*Exercise directions*: Locate every line below that contains the word "JSON" and copy it.

[Excerpt from a dataset]
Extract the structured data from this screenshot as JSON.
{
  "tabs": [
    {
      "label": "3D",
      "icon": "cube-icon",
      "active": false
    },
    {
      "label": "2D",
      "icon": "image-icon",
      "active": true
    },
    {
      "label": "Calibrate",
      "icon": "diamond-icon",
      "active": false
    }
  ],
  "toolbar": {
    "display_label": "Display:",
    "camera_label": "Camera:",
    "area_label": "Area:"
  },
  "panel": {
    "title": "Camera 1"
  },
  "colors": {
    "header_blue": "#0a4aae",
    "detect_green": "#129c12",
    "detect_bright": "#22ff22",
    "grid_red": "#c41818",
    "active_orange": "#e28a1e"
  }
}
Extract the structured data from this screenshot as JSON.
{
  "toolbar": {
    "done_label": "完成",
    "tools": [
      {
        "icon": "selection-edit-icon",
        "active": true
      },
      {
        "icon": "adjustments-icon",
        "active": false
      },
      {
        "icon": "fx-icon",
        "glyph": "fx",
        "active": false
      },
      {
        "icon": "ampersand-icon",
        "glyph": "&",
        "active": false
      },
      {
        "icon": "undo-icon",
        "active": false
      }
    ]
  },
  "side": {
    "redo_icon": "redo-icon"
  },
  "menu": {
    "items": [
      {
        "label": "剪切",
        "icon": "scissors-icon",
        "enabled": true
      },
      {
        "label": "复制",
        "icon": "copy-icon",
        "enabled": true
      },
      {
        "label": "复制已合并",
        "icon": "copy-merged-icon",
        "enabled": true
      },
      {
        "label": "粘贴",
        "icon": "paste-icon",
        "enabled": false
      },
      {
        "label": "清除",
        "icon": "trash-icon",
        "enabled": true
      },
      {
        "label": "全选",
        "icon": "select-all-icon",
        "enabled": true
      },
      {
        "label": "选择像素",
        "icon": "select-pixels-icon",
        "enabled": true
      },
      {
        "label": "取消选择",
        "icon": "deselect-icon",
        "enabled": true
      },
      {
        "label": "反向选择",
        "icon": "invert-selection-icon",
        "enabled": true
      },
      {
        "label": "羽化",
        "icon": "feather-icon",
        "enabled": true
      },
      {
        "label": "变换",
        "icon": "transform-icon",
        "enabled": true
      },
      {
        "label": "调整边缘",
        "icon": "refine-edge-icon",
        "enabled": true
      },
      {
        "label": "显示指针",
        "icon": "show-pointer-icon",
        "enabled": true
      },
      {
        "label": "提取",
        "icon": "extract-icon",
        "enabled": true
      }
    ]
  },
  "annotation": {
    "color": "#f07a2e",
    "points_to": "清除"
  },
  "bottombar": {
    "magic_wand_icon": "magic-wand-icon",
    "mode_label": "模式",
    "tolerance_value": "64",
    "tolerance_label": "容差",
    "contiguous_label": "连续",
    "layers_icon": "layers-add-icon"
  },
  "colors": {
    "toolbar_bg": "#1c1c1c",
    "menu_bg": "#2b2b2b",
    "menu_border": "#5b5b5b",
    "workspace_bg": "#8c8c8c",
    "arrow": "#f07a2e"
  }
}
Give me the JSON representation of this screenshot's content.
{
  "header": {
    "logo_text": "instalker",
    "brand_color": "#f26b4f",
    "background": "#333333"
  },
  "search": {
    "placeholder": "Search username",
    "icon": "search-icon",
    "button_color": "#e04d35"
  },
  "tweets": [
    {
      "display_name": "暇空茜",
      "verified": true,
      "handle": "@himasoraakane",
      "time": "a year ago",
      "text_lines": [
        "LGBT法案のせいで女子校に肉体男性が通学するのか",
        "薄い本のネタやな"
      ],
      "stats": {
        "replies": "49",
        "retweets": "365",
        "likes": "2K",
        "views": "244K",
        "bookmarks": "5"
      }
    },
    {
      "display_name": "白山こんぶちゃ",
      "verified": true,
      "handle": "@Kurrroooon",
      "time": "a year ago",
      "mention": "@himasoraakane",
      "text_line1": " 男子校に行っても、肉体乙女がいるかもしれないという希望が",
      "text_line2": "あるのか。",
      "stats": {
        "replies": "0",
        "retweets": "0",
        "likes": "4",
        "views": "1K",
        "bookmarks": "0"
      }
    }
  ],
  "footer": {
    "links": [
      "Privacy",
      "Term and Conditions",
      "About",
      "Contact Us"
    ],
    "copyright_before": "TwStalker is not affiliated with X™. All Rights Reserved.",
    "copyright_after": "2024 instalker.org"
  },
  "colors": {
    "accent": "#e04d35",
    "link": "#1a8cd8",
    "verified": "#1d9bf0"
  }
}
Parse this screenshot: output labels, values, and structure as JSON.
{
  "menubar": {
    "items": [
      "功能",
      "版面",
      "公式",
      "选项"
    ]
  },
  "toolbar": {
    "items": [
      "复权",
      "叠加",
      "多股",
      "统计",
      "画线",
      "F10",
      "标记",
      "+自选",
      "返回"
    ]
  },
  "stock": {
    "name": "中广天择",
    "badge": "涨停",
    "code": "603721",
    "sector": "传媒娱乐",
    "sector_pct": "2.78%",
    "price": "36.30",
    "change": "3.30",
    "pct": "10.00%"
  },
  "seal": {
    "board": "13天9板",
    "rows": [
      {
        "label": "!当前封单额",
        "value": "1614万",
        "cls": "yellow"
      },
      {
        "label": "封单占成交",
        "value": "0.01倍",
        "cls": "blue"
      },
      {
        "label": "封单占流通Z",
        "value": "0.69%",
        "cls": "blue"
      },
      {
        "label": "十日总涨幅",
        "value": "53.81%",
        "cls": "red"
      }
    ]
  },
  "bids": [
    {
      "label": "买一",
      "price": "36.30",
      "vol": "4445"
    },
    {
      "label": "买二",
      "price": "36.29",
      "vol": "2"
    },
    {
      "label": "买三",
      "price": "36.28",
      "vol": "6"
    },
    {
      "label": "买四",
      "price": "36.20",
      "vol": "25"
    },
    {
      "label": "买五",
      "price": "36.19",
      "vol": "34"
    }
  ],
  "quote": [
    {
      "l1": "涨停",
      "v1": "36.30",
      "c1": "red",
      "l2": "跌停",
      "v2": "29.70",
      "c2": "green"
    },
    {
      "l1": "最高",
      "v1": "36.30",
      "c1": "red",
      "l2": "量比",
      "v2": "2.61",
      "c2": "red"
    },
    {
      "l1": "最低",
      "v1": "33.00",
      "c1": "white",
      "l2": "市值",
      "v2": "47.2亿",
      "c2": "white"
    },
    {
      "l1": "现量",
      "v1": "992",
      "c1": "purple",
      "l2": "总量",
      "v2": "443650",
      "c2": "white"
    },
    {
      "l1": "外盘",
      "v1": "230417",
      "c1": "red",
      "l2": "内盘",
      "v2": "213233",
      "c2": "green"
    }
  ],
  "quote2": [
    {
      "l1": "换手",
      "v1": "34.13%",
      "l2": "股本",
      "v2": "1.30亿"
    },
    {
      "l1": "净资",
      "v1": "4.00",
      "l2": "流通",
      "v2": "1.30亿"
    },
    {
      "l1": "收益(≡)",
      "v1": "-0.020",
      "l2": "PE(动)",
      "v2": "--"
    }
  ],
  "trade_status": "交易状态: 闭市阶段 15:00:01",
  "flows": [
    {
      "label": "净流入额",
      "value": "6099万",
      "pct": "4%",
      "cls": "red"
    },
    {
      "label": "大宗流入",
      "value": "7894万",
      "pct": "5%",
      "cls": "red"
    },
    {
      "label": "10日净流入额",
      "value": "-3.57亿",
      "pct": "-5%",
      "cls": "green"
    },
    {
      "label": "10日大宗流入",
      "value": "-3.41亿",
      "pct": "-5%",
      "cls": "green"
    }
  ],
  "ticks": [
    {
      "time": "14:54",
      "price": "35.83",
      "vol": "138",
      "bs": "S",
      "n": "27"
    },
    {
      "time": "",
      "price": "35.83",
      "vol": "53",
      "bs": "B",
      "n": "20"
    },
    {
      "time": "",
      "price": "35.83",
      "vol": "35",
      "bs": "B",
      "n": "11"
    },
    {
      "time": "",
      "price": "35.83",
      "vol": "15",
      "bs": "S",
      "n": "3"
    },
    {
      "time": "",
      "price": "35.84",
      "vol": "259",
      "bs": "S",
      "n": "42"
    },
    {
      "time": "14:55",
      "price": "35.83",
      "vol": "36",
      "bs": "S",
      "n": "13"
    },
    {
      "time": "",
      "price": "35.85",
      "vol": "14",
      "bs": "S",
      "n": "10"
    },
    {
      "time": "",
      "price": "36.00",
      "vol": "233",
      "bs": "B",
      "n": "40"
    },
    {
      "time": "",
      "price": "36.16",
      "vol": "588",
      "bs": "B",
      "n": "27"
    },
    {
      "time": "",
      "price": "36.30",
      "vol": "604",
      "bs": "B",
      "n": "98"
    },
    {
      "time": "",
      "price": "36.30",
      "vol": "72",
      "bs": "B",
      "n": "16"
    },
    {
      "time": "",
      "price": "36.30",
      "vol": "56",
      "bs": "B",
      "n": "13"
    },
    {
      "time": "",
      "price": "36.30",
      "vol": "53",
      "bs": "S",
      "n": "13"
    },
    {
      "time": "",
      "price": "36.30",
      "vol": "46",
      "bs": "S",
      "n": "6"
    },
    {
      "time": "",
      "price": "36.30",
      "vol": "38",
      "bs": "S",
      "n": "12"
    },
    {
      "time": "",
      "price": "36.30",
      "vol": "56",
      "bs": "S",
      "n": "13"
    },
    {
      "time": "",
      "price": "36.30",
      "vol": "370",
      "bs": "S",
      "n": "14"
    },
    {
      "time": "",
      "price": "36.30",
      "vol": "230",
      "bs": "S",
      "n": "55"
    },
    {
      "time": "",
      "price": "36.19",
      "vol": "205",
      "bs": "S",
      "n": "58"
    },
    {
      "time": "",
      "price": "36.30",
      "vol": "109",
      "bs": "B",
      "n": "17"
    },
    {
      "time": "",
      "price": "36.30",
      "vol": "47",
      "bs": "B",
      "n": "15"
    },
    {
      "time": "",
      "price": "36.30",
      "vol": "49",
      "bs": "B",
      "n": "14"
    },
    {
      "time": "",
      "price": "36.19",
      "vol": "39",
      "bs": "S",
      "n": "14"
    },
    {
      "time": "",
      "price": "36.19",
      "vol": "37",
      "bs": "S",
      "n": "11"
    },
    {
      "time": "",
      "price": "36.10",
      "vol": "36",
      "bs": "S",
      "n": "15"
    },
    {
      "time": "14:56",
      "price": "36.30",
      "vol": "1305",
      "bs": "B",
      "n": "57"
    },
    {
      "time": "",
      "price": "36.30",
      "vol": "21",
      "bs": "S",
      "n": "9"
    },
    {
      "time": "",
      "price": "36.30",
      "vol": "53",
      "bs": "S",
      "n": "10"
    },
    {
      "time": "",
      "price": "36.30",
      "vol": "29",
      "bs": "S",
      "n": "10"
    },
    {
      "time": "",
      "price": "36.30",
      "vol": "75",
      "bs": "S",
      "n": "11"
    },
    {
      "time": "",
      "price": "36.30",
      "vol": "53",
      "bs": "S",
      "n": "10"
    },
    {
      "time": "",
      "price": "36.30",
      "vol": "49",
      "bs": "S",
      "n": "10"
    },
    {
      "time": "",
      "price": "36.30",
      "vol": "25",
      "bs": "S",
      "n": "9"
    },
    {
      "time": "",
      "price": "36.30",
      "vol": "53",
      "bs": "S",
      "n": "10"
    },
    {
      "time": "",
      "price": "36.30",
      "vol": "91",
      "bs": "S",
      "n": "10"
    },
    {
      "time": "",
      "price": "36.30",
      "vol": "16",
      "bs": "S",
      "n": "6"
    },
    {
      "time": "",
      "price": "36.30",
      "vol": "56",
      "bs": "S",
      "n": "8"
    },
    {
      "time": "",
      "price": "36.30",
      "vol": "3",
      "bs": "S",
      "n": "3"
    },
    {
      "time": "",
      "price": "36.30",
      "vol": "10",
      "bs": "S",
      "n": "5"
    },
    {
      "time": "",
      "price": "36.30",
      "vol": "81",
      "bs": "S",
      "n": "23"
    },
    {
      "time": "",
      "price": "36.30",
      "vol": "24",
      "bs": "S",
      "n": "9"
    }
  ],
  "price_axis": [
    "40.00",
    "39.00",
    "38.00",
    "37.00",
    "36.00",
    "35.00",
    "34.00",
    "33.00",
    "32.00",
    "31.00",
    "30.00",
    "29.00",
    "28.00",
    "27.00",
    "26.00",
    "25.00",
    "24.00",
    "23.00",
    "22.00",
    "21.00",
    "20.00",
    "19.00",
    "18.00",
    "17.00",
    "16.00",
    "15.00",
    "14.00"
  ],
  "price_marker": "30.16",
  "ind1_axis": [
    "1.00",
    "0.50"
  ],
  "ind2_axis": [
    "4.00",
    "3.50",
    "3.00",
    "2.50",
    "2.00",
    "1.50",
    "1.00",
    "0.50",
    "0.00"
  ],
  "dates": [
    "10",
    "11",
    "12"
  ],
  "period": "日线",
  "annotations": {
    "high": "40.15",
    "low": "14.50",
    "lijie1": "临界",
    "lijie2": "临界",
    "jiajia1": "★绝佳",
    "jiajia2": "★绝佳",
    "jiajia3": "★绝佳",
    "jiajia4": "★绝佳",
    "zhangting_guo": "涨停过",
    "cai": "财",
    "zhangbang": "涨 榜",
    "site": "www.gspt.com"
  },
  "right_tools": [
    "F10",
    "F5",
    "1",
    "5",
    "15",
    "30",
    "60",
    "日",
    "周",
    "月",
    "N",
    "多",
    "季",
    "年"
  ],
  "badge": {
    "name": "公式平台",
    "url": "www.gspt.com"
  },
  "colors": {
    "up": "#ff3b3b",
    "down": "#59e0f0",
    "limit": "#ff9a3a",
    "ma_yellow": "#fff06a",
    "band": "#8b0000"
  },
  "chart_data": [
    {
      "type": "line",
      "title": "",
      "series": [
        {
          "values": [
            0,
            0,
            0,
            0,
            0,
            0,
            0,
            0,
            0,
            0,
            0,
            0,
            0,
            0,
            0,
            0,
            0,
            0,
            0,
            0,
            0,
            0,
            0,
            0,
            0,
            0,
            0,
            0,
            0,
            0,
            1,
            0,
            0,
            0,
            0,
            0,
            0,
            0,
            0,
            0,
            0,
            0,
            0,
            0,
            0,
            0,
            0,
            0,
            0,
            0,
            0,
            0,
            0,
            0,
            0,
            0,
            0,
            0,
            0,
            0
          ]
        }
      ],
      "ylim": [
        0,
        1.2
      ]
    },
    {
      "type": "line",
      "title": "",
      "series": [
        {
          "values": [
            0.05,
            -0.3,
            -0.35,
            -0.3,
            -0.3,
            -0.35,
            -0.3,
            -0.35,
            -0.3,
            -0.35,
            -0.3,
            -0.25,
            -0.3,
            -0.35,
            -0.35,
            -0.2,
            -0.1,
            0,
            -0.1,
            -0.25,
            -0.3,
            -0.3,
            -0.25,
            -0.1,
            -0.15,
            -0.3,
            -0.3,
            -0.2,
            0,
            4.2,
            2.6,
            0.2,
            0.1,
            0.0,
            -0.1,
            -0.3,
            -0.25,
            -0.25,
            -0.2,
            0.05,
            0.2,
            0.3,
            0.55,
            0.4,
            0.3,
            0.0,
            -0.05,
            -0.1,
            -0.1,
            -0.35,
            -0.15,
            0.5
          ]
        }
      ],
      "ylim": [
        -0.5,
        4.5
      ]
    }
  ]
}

*Finished task*:
Extract the structured data from this screenshot as JSON.
Extract the structured data from this screenshot as JSON.
Give me the JSON representation of this screenshot's content.
Parse this screenshot: output labels, values, and structure as JSON.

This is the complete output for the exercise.